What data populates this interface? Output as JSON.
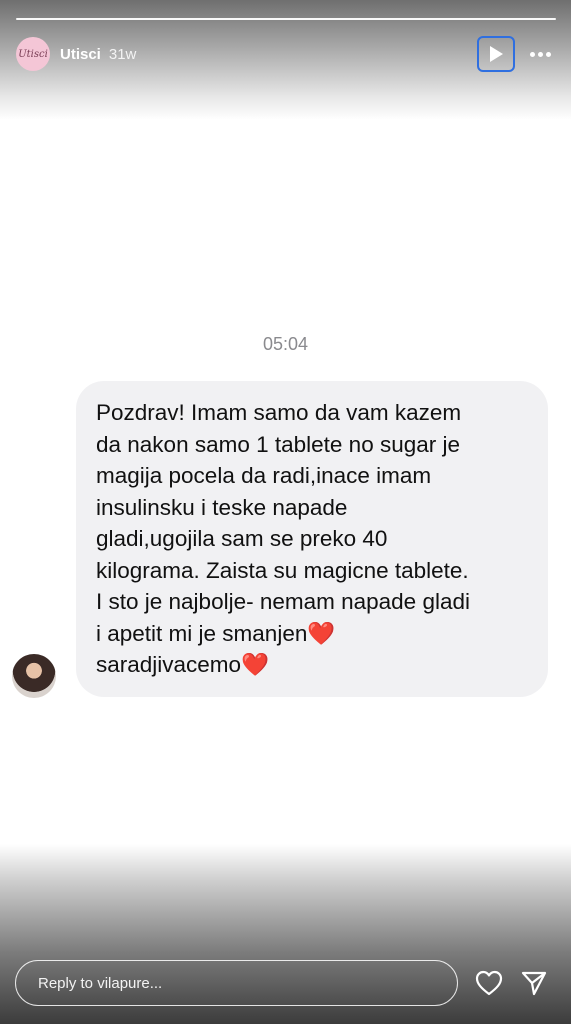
{
  "header": {
    "avatar_text": "Utisci",
    "username": "Utisci",
    "time_ago": "31w",
    "play_icon": "play-icon",
    "more_icon": "more-dots-icon"
  },
  "message": {
    "timestamp": "05:04",
    "lines": [
      "Pozdrav! Imam samo da vam kazem",
      "da nakon samo 1 tablete no sugar je",
      "magija pocela da radi,inace imam",
      "insulinsku i teske napade",
      "gladi,ugojila sam se preko 40",
      "kilograma. Zaista su magicne tablete.",
      "I sto je najbolje- nemam napade gladi",
      "i apetit mi je smanjen",
      "saradjivacemo"
    ],
    "emoji": "❤️"
  },
  "footer": {
    "reply_placeholder": "Reply to vilapure...",
    "like_icon": "heart-icon",
    "share_icon": "send-icon"
  },
  "colors": {
    "bubble": "#f1f1f3",
    "accent_outline": "#2f6fe0",
    "heart": "#e0242f"
  }
}
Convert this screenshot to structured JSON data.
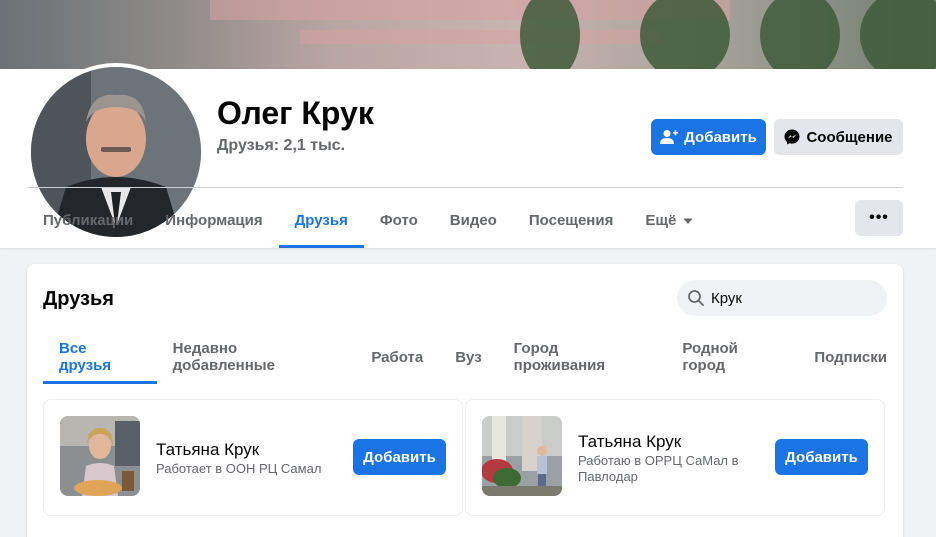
{
  "profile": {
    "name": "Олег Крук",
    "friends_count": "Друзья: 2,1 тыс.",
    "add_button": "Добавить",
    "message_button": "Сообщение",
    "more_button": "•••"
  },
  "nav": {
    "tabs": [
      {
        "label": "Публикации",
        "active": false
      },
      {
        "label": "Информация",
        "active": false
      },
      {
        "label": "Друзья",
        "active": true
      },
      {
        "label": "Фото",
        "active": false
      },
      {
        "label": "Видео",
        "active": false
      },
      {
        "label": "Посещения",
        "active": false
      },
      {
        "label": "Ещё",
        "active": false
      }
    ]
  },
  "friends_section": {
    "title": "Друзья",
    "search_value": "Крук",
    "subtabs": [
      {
        "label": "Все друзья",
        "active": true
      },
      {
        "label": "Недавно добавленные",
        "active": false
      },
      {
        "label": "Работа",
        "active": false
      },
      {
        "label": "Вуз",
        "active": false
      },
      {
        "label": "Город проживания",
        "active": false
      },
      {
        "label": "Родной город",
        "active": false
      },
      {
        "label": "Подписки",
        "active": false
      }
    ],
    "friends": [
      {
        "name": "Татьяна Крук",
        "work": "Работает в ООН РЦ Самал",
        "button": "Добавить"
      },
      {
        "name": "Татьяна Крук",
        "work": "Работаю в ОРРЦ СаМал в Павлодар",
        "button": "Добавить"
      }
    ]
  },
  "colors": {
    "accent": "#1b74e4",
    "secondary_button": "#e4e6eb",
    "muted_text": "#65676b"
  }
}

□ □ □ □ □ □ □

Short task:
Transcribe all of the records above character for character. Exclude the pictures.

Solution to the exercise:
What data populates this interface? Output as JSON.
{
  "header": {
    "avatar_text": "Utisci",
    "username": "Utisci",
    "time_ago": "31w",
    "play_icon": "play-icon",
    "more_icon": "more-dots-icon"
  },
  "message": {
    "timestamp": "05:04",
    "lines": [
      "Pozdrav! Imam samo da vam kazem",
      "da nakon samo 1 tablete no sugar je",
      "magija pocela da radi,inace imam",
      "insulinsku i teske napade",
      "gladi,ugojila sam se preko 40",
      "kilograma. Zaista su magicne tablete.",
      "I sto je najbolje- nemam napade gladi",
      "i apetit mi je smanjen",
      "saradjivacemo"
    ],
    "emoji": "❤️"
  },
  "footer": {
    "reply_placeholder": "Reply to vilapure...",
    "like_icon": "heart-icon",
    "share_icon": "send-icon"
  },
  "colors": {
    "bubble": "#f1f1f3",
    "accent_outline": "#2f6fe0",
    "heart": "#e0242f"
  }
}
Convert this screenshot to structured JSON data.
{
  "profile": {
    "name": "Олег Крук",
    "friends_count": "Друзья: 2,1 тыс.",
    "add_button": "Добавить",
    "message_button": "Сообщение",
    "more_button": "•••"
  },
  "nav": {
    "tabs": [
      {
        "label": "Публикации",
        "active": false
      },
      {
        "label": "Информация",
        "active": false
      },
      {
        "label": "Друзья",
        "active": true
      },
      {
        "label": "Фото",
        "active": false
      },
      {
        "label": "Видео",
        "active": false
      },
      {
        "label": "Посещения",
        "active": false
      },
      {
        "label": "Ещё",
        "active": false
      }
    ]
  },
  "friends_section": {
    "title": "Друзья",
    "search_value": "Крук",
    "subtabs": [
      {
        "label": "Все друзья",
        "active": true
      },
      {
        "label": "Недавно добавленные",
        "active": false
      },
      {
        "label": "Работа",
        "active": false
      },
      {
        "label": "Вуз",
        "active": false
      },
      {
        "label": "Город проживания",
        "active": false
      },
      {
        "label": "Родной город",
        "active": false
      },
      {
        "label": "Подписки",
        "active": false
      }
    ],
    "friends": [
      {
        "name": "Татьяна Крук",
        "work": "Работает в ООН РЦ Самал",
        "button": "Добавить"
      },
      {
        "name": "Татьяна Крук",
        "work": "Работаю в ОРРЦ СаМал в Павлодар",
        "button": "Добавить"
      }
    ]
  },
  "colors": {
    "accent": "#1b74e4",
    "secondary_button": "#e4e6eb",
    "muted_text": "#65676b"
  }
}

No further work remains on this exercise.